→ **TASK INSTRUCTIONS**:
Your task is to output the entries below word for word.

→ **RECORD EXTRACTS**:
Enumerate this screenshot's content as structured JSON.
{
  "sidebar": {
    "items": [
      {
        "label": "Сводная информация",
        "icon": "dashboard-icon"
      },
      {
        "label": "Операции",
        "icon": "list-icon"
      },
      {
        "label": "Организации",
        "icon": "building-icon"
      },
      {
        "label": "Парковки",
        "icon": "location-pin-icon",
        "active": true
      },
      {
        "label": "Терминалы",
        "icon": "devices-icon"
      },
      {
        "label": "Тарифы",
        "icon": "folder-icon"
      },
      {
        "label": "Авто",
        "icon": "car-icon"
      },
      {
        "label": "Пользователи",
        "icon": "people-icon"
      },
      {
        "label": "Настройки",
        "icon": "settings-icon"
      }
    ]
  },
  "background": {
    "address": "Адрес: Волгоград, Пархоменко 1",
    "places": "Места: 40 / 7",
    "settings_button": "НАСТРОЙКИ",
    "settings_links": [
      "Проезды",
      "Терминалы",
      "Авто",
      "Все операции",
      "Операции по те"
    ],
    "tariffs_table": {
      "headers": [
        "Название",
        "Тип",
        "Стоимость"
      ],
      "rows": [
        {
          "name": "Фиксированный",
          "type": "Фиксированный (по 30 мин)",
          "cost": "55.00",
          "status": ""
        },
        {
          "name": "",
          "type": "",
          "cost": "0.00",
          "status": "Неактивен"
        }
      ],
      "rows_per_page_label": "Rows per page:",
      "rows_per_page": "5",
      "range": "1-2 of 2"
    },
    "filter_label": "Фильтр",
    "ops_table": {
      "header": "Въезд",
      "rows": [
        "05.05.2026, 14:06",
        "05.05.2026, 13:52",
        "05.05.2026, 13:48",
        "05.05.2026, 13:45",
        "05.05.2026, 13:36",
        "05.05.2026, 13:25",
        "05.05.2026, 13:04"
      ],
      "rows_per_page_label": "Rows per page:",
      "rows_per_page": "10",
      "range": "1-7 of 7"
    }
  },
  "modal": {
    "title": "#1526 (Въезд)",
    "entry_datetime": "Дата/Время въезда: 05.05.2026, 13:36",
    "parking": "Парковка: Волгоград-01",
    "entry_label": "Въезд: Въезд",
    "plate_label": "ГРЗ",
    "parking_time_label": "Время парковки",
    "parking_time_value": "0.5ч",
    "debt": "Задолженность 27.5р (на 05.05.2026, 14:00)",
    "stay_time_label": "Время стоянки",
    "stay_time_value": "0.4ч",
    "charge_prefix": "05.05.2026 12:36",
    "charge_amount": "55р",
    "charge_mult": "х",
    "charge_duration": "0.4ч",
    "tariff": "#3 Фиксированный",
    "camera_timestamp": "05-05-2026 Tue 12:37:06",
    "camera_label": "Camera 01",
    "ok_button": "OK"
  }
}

→ **SOLUTION TO THE PROBLEM**:
Enumerate this screenshot's content as structured JSON.
{
  "sidebar": {
    "items": [
      {
        "label": "Сводная информация",
        "icon": "dashboard-icon"
      },
      {
        "label": "Операции",
        "icon": "list-icon"
      },
      {
        "label": "Организации",
        "icon": "building-icon"
      },
      {
        "label": "Парковки",
        "icon": "location-pin-icon",
        "active": true
      },
      {
        "label": "Терминалы",
        "icon": "devices-icon"
      },
      {
        "label": "Тарифы",
        "icon": "folder-icon"
      },
      {
        "label": "Авто",
        "icon": "car-icon"
      },
      {
        "label": "Пользователи",
        "icon": "people-icon"
      },
      {
        "label": "Настройки",
        "icon": "settings-icon"
      }
    ]
  },
  "background": {
    "address": "Адрес: Волгоград, Пархоменко 1",
    "places": "Места: 40 / 7",
    "settings_button": "НАСТРОЙКИ",
    "settings_links": [
      "Проезды",
      "Терминалы",
      "Авто",
      "Все операции",
      "Операции по те"
    ],
    "tariffs_table": {
      "headers": [
        "Название",
        "Тип",
        "Стоимость"
      ],
      "rows": [
        {
          "name": "Фиксированный",
          "type": "Фиксированный (по 30 мин)",
          "cost": "55.00",
          "status": ""
        },
        {
          "name": "",
          "type": "",
          "cost": "0.00",
          "status": "Неактивен"
        }
      ],
      "rows_per_page_label": "Rows per page:",
      "rows_per_page": "5",
      "range": "1-2 of 2"
    },
    "filter_label": "Фильтр",
    "ops_table": {
      "header": "Въезд",
      "rows": [
        "05.05.2026, 14:06",
        "05.05.2026, 13:52",
        "05.05.2026, 13:48",
        "05.05.2026, 13:45",
        "05.05.2026, 13:36",
        "05.05.2026, 13:25",
        "05.05.2026, 13:04"
      ],
      "rows_per_page_label": "Rows per page:",
      "rows_per_page": "10",
      "range": "1-7 of 7"
    }
  },
  "modal": {
    "title": "#1526 (Въезд)",
    "entry_datetime": "Дата/Время въезда: 05.05.2026, 13:36",
    "parking": "Парковка: Волгоград-01",
    "entry_label": "Въезд: Въезд",
    "plate_label": "ГРЗ",
    "parking_time_label": "Время парковки",
    "parking_time_value": "0.5ч",
    "debt": "Задолженность 27.5р (на 05.05.2026, 14:00)",
    "stay_time_label": "Время стоянки",
    "stay_time_value": "0.4ч",
    "charge_prefix": "05.05.2026 12:36",
    "charge_amount": "55р",
    "charge_mult": "х",
    "charge_duration": "0.4ч",
    "tariff": "#3 Фиксированный",
    "camera_timestamp": "05-05-2026 Tue 12:37:06",
    "camera_label": "Camera 01",
    "ok_button": "OK"
  }
}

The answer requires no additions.